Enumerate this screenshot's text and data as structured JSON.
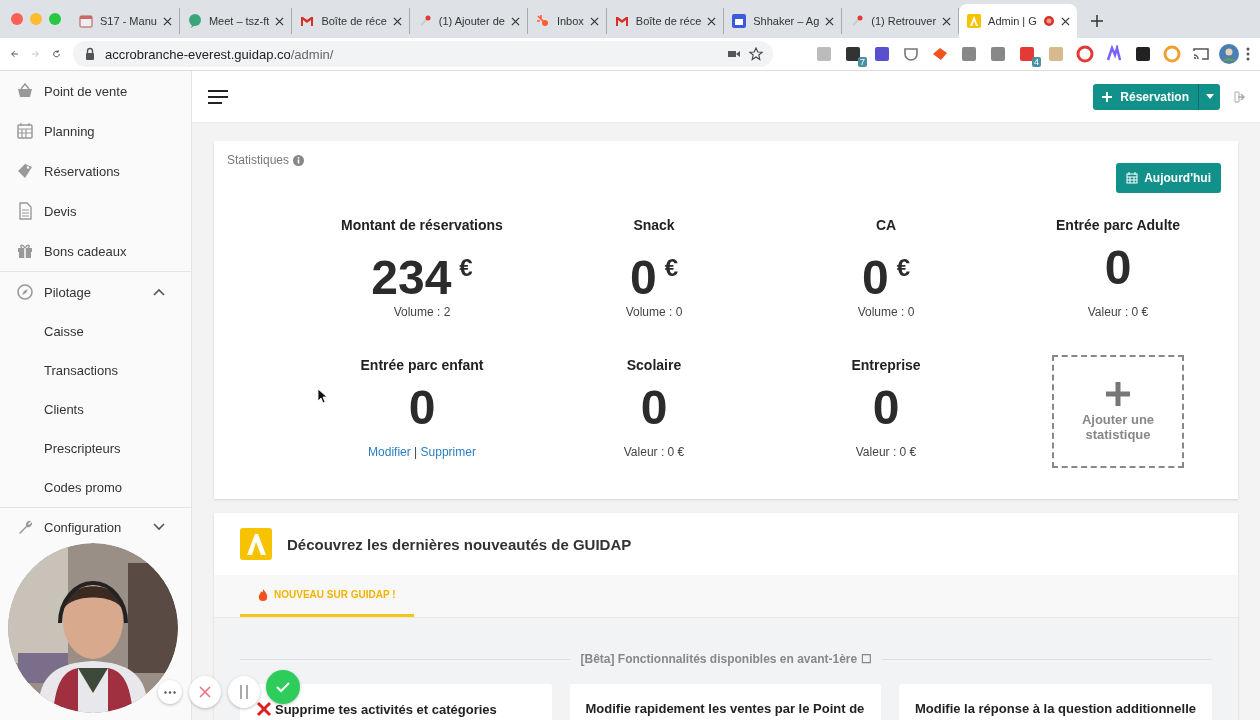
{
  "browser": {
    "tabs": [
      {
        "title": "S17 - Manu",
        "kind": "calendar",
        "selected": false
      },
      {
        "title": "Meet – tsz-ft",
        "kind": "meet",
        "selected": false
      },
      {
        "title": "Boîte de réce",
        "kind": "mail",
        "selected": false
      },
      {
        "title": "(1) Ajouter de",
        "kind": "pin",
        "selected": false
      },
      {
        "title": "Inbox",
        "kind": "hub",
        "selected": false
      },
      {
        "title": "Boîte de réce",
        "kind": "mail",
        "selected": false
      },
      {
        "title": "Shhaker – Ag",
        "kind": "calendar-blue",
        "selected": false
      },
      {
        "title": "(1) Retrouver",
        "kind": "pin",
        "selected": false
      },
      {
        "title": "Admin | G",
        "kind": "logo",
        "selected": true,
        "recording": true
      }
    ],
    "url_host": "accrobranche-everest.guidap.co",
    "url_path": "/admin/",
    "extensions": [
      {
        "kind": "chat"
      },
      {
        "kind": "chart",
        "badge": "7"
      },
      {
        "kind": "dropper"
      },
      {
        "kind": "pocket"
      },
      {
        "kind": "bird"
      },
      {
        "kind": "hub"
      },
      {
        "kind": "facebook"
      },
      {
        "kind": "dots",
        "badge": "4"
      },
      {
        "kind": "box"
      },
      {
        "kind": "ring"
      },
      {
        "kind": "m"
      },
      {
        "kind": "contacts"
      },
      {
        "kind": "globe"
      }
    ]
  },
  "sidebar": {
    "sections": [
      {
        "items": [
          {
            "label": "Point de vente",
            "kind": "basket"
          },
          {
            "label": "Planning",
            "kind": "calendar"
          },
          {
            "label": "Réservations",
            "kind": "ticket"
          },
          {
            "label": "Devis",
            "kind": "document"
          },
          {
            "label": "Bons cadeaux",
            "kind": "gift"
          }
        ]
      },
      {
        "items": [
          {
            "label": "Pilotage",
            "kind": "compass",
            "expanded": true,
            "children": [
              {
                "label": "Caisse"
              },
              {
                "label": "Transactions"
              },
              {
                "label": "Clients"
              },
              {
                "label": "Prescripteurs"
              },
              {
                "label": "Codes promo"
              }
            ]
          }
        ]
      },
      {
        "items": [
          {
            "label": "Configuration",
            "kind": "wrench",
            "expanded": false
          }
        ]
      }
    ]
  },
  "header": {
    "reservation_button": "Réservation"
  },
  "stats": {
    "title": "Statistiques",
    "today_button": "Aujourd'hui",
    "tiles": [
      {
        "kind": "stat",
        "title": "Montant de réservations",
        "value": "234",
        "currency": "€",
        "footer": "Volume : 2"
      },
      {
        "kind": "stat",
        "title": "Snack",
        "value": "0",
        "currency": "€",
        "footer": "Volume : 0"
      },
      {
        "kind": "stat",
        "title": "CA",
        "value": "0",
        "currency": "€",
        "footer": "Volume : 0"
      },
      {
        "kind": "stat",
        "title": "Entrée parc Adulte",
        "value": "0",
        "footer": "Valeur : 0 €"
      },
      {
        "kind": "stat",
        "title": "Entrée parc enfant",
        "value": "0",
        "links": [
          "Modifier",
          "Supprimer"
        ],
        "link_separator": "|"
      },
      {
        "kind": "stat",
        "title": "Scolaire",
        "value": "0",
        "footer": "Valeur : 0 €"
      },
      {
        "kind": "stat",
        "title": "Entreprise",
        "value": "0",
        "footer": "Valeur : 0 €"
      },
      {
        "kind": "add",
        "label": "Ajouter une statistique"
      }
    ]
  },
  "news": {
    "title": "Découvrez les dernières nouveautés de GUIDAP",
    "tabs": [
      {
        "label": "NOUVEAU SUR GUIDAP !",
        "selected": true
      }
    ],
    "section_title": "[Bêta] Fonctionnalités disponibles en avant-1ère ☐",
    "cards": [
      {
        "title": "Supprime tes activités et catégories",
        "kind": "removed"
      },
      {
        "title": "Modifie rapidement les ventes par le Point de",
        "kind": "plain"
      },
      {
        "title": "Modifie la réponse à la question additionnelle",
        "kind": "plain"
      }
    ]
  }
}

○ ○ ○

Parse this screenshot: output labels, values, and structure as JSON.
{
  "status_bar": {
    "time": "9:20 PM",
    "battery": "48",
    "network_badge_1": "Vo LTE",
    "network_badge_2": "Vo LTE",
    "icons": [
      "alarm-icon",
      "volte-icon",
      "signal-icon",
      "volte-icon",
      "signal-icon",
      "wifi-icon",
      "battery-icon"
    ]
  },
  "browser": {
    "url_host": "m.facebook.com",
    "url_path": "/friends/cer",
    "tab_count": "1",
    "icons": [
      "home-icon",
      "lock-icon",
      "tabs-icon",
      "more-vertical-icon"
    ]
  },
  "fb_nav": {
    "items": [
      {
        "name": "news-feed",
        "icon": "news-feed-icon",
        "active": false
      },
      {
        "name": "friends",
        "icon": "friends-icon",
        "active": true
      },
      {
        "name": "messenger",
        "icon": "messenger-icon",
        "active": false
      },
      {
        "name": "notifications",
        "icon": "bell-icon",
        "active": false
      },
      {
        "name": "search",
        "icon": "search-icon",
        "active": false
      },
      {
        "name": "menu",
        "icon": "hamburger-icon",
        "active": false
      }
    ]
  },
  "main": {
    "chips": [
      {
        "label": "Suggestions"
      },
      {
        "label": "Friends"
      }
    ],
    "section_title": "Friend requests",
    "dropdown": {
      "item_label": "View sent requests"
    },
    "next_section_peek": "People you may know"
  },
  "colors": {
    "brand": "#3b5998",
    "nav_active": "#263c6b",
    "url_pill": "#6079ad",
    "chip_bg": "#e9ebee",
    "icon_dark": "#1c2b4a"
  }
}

○ ○ ○

• WORK INSTRUCTIONS
State how many lines in the records above contain the word "name", giving only the number.

• COMPLETE ANSWER
6